◆ WHAT THE TASK ASKS: Reproduce word for word the stretch of the Pichuva Kaththi article from "Pichuva Kaththi ( Small" through "review from critics.".
+++ DOCUMENT EXTRACT +++
Pichuva Kaththi ( Small curved knife) is a 2017 Indian Tamil-language action drama film written and directed by Ayappan. The film features Inigo Prabhakaran and Anisha Xavier in the lead roles, with an ensemble cast of actors including Yogi Babu, Rajendran, Ramesh Thilak, Bala Saravanan, and Kaali Venkat in pivotal roles. The film began production during mid-2016 and was released on 22 September 2017 to mixed review from critics.

Cast

Inigo Prabhakaran as Prabha
Anisha Xavier as Meena
C. M. Senguttuvan
Sri Priyanka
Yogi Babu as Babu
Ramesh Thilak as Ramesh
Bala Saravanan
Rajendran
Kaali Venkat
R. N. R. Manohar
Sujatha Sivakumar
Yaar Kannan
Cool Suresh
Cheranraj

Production
The film was shot across Kumbakonam in early 2017, with Rajendran briefly injured during the shoot. The producer of the film, C. Mathaiyan, cast his son C. M. Senguttuvan in a secondary leading role and cast newcomer Anisha Xavier opposite him.
+++ ENTRIES +++
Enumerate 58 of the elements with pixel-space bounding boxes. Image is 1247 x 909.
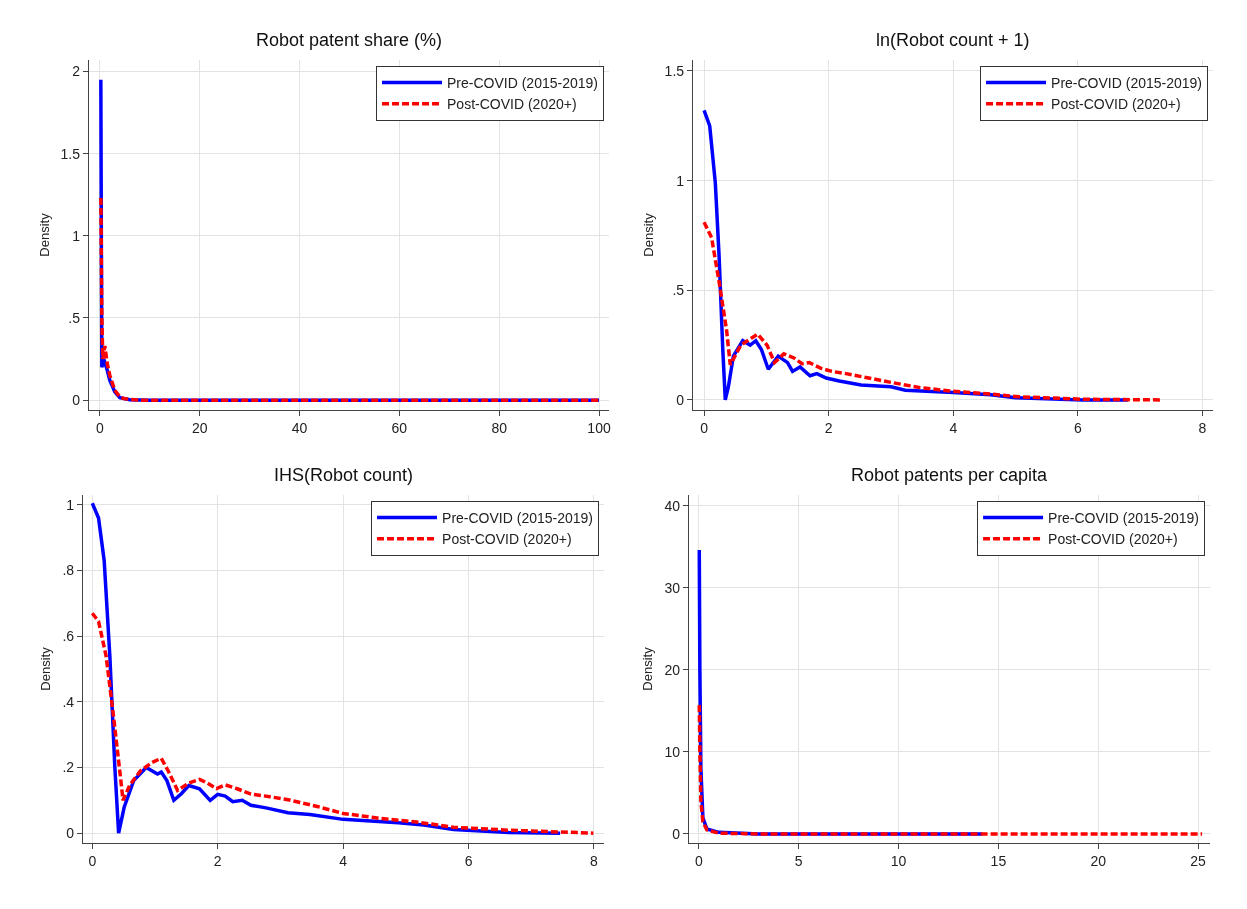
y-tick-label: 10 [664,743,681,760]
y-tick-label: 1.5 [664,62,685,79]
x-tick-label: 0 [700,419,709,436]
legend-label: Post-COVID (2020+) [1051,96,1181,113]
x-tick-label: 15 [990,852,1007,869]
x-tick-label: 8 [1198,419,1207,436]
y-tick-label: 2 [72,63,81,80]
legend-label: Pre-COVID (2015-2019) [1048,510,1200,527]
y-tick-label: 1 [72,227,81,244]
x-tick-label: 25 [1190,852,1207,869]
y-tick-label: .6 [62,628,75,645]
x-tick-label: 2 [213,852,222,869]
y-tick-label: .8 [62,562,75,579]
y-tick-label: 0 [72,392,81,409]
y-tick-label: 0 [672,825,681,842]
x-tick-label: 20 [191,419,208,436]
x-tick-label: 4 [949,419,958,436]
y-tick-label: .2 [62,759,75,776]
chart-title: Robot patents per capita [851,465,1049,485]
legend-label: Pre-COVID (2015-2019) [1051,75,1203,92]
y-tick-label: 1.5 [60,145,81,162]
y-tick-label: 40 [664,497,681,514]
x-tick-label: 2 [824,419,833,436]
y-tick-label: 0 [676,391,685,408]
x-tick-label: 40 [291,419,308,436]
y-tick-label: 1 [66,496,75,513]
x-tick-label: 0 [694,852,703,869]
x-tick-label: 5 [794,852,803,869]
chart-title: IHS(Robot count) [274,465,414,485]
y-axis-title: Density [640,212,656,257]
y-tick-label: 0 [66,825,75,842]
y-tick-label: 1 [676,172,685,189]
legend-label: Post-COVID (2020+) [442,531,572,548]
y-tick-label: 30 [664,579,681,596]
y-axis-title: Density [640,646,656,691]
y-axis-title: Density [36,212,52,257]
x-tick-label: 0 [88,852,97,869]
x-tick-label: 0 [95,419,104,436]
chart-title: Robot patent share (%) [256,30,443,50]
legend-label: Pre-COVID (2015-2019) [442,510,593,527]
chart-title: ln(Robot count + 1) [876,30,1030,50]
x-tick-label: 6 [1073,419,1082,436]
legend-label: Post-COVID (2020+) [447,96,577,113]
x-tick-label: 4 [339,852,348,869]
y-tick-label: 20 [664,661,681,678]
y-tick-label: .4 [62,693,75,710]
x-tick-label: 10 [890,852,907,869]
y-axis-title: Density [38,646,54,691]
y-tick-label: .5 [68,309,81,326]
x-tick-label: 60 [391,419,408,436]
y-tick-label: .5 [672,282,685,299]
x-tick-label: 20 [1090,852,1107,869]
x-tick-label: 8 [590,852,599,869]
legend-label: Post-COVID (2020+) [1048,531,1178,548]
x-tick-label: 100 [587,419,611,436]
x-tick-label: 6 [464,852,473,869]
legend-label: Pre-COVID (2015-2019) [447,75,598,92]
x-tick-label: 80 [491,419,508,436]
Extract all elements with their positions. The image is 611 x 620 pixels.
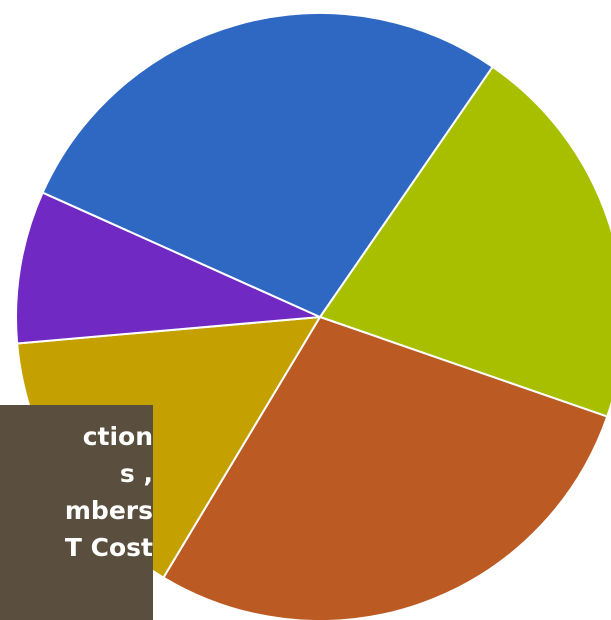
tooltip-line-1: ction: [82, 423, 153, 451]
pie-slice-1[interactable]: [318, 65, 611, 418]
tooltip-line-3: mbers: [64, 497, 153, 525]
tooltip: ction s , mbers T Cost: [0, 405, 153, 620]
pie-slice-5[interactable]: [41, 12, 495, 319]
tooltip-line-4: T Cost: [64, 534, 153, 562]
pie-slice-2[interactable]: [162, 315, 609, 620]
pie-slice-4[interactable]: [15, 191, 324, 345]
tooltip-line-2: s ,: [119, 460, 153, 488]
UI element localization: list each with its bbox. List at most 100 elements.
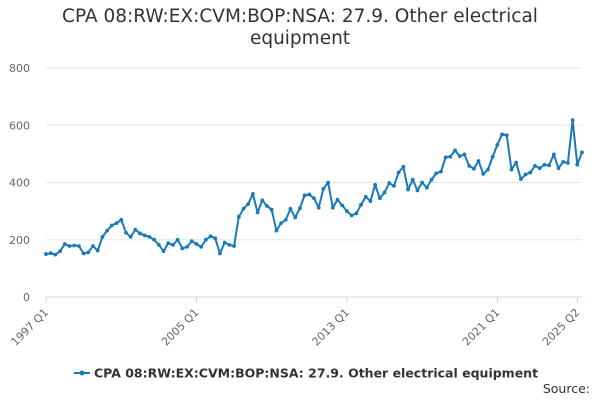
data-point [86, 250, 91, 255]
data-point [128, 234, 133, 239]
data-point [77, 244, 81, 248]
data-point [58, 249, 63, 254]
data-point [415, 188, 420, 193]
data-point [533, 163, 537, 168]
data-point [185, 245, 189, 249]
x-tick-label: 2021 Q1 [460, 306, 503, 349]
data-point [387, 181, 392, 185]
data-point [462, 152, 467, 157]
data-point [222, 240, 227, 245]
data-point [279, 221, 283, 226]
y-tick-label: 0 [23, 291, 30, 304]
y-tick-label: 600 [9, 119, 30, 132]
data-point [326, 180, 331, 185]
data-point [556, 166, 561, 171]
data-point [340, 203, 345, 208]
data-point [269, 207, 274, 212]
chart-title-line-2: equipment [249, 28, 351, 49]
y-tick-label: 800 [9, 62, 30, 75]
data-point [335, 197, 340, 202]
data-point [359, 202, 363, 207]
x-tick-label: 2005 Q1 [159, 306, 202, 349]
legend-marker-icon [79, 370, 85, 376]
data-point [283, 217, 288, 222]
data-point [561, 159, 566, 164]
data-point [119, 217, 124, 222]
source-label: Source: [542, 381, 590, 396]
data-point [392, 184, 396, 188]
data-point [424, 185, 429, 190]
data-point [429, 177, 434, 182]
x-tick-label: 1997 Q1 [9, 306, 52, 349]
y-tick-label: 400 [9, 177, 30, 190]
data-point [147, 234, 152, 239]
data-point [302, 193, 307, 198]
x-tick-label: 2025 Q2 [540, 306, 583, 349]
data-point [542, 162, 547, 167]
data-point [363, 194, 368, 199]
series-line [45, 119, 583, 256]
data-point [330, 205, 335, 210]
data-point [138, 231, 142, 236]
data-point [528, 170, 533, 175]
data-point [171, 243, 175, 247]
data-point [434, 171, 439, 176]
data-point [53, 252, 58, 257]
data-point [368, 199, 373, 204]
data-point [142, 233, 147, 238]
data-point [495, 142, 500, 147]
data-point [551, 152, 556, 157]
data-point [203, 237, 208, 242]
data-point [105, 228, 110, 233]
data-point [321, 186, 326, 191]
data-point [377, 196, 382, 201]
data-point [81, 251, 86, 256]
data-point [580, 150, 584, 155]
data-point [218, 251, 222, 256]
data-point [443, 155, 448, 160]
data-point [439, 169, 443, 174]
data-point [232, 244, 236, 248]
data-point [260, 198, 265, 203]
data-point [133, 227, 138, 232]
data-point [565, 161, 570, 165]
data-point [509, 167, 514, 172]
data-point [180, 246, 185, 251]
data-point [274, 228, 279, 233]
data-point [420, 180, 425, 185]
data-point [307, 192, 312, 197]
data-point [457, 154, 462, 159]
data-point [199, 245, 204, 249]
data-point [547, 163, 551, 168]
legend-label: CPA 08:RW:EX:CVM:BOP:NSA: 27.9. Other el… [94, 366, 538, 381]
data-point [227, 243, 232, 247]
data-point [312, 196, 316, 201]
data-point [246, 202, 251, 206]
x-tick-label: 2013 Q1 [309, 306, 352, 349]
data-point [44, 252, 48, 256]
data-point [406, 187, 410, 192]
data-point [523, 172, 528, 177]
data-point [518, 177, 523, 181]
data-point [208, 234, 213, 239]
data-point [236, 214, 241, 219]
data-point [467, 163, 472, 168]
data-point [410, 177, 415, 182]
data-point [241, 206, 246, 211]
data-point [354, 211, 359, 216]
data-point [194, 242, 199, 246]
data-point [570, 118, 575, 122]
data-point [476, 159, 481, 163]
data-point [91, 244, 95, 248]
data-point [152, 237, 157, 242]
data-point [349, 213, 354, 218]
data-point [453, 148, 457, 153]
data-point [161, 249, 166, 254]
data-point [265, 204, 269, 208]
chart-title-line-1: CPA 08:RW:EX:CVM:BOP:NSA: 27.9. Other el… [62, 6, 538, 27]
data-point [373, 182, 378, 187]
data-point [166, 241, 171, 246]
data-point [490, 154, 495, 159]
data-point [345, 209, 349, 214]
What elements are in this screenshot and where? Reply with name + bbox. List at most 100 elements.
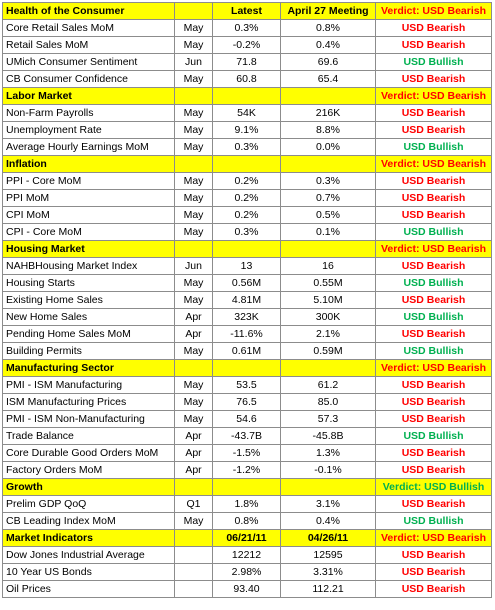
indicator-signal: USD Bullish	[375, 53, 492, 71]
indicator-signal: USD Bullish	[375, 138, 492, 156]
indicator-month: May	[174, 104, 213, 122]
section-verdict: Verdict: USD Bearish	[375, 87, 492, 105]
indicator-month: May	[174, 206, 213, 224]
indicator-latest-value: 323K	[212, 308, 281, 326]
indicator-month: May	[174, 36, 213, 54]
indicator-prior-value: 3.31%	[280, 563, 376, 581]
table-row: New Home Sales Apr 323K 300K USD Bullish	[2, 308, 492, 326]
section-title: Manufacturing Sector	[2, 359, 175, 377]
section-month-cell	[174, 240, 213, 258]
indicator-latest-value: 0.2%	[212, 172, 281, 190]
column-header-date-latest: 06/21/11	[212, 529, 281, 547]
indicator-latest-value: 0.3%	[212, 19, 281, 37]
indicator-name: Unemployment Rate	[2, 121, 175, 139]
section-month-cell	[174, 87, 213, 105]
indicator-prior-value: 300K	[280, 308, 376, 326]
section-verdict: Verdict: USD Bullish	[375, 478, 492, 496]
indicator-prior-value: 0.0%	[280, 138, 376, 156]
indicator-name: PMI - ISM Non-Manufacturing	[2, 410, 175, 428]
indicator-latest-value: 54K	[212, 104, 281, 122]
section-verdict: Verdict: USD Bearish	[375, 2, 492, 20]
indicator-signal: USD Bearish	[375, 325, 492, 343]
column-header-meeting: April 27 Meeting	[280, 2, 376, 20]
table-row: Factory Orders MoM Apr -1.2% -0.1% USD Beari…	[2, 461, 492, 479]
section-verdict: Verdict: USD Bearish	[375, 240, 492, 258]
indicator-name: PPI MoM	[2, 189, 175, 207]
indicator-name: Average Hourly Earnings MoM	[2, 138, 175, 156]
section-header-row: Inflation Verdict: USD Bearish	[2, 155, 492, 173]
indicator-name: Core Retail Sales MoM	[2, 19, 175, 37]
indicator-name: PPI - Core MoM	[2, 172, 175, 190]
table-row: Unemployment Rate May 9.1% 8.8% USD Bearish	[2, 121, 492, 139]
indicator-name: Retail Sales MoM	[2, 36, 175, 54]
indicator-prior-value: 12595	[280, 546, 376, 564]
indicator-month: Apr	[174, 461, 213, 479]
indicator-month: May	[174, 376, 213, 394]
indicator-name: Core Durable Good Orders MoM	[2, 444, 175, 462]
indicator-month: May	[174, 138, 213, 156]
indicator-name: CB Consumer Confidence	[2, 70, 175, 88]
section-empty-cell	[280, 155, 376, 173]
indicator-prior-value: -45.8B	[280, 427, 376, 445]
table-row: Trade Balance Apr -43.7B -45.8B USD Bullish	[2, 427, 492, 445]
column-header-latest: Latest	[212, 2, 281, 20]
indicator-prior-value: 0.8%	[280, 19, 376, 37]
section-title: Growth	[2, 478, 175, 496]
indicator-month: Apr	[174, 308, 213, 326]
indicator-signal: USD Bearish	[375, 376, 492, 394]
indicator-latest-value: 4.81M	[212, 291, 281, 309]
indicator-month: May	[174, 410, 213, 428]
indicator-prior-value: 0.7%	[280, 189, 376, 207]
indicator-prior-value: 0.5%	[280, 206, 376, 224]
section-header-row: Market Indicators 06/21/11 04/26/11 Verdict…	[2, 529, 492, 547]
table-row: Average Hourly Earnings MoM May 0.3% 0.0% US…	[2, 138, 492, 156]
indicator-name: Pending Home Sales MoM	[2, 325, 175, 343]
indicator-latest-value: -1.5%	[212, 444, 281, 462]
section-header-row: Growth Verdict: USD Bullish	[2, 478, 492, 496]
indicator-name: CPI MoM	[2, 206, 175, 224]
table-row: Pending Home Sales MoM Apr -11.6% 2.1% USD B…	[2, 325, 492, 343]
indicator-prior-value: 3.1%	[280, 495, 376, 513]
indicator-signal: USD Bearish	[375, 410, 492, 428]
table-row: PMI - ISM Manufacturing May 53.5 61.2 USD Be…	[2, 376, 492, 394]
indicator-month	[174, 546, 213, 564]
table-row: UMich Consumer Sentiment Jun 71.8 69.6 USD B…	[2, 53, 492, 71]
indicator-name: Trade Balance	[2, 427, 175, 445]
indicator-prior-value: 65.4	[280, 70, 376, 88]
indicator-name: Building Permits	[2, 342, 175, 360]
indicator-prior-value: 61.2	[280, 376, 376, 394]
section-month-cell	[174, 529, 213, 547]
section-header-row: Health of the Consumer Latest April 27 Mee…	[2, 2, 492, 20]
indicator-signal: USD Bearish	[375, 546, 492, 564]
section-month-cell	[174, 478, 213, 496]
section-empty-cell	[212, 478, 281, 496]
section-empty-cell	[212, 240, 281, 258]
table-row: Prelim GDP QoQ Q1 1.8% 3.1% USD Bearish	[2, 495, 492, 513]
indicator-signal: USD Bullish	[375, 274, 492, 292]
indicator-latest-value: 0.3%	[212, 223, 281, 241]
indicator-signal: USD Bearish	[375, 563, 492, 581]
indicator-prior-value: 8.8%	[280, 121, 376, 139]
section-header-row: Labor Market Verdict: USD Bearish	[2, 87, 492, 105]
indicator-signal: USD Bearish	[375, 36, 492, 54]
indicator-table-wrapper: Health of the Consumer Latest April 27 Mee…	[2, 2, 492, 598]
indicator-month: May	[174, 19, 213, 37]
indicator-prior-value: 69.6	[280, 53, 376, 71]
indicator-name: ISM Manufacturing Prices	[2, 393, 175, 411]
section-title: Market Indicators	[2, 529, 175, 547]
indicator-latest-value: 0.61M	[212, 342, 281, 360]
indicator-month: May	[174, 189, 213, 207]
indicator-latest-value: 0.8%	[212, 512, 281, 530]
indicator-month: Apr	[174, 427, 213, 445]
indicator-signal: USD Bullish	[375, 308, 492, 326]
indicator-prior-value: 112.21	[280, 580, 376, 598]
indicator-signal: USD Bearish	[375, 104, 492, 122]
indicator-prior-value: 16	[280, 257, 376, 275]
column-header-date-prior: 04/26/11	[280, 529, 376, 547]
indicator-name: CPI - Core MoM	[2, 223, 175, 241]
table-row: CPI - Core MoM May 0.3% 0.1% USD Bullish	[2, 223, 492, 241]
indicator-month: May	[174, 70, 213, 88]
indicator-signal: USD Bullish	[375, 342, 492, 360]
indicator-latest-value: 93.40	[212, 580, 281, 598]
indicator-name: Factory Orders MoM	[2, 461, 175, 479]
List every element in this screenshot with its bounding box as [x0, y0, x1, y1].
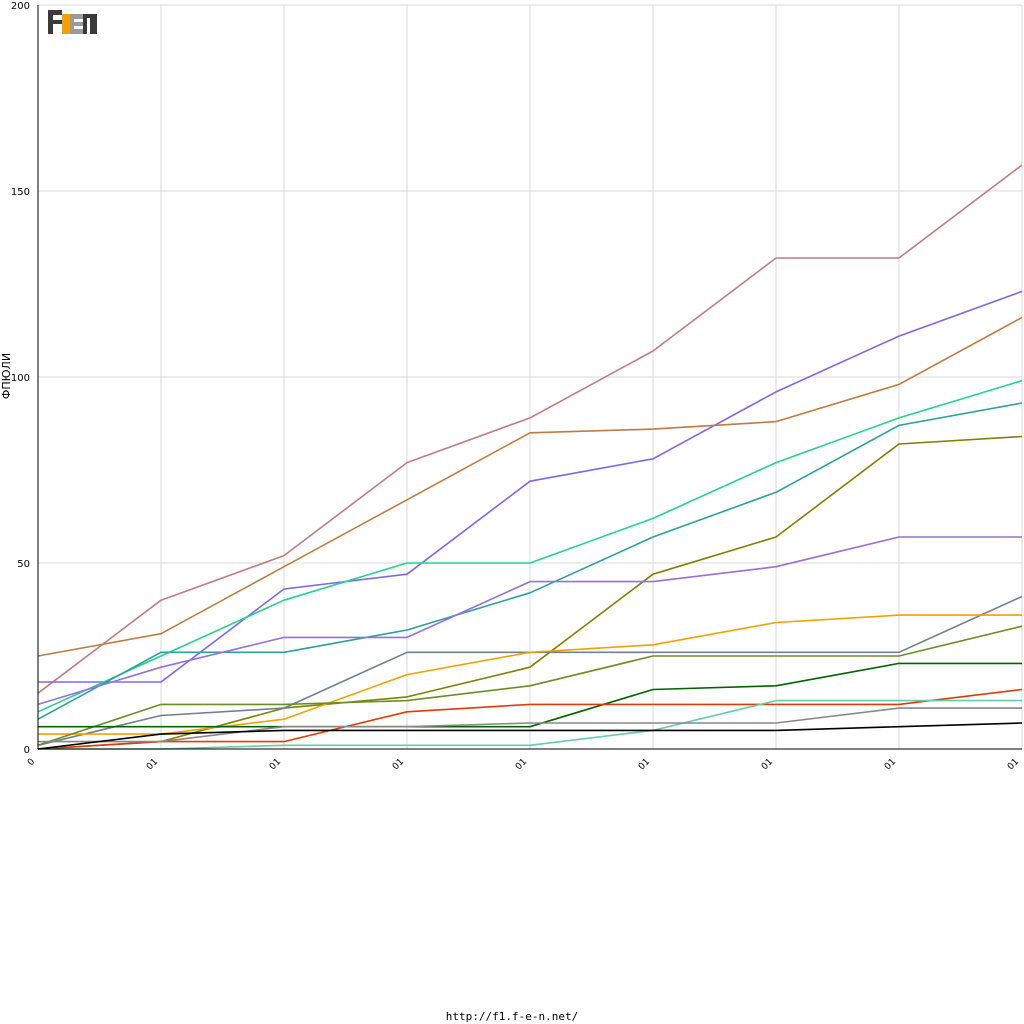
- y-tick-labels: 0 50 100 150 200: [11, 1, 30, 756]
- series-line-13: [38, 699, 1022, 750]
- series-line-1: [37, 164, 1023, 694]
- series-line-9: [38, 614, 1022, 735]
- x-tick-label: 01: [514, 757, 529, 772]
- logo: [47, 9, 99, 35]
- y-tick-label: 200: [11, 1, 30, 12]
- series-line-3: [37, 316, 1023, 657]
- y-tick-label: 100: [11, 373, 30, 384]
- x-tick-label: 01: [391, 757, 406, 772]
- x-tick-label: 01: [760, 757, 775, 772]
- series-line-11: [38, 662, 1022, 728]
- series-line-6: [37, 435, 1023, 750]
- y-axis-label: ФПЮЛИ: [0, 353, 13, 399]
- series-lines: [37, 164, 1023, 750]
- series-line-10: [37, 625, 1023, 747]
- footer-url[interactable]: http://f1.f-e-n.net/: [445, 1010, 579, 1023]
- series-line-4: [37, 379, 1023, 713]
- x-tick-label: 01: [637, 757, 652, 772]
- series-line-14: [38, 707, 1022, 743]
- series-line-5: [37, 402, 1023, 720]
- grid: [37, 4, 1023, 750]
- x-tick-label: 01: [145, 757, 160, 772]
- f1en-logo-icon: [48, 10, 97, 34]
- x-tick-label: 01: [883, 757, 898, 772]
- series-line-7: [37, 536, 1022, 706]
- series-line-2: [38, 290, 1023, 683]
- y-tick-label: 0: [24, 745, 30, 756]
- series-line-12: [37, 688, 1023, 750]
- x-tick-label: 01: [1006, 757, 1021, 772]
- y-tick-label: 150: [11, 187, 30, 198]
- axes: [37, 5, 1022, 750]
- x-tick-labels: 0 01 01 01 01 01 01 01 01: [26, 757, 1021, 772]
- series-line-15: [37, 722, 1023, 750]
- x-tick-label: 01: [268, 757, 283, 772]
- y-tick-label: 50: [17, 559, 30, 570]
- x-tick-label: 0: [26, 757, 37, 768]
+++
◆ RESPONSE TO THIS EXERCISE:
Pichuva Kaththi ( Small curved knife) is a 2017 Indian Tamil-language action drama film written and directed by Ayappan. The film features Inigo Prabhakaran and Anisha Xavier in the lead roles, with an ensemble cast of actors including Yogi Babu, Rajendran, Ramesh Thilak, Bala Saravanan, and Kaali Venkat in pivotal roles. The film began production during mid-2016 and was released on 22 September 2017 to mixed review from critics.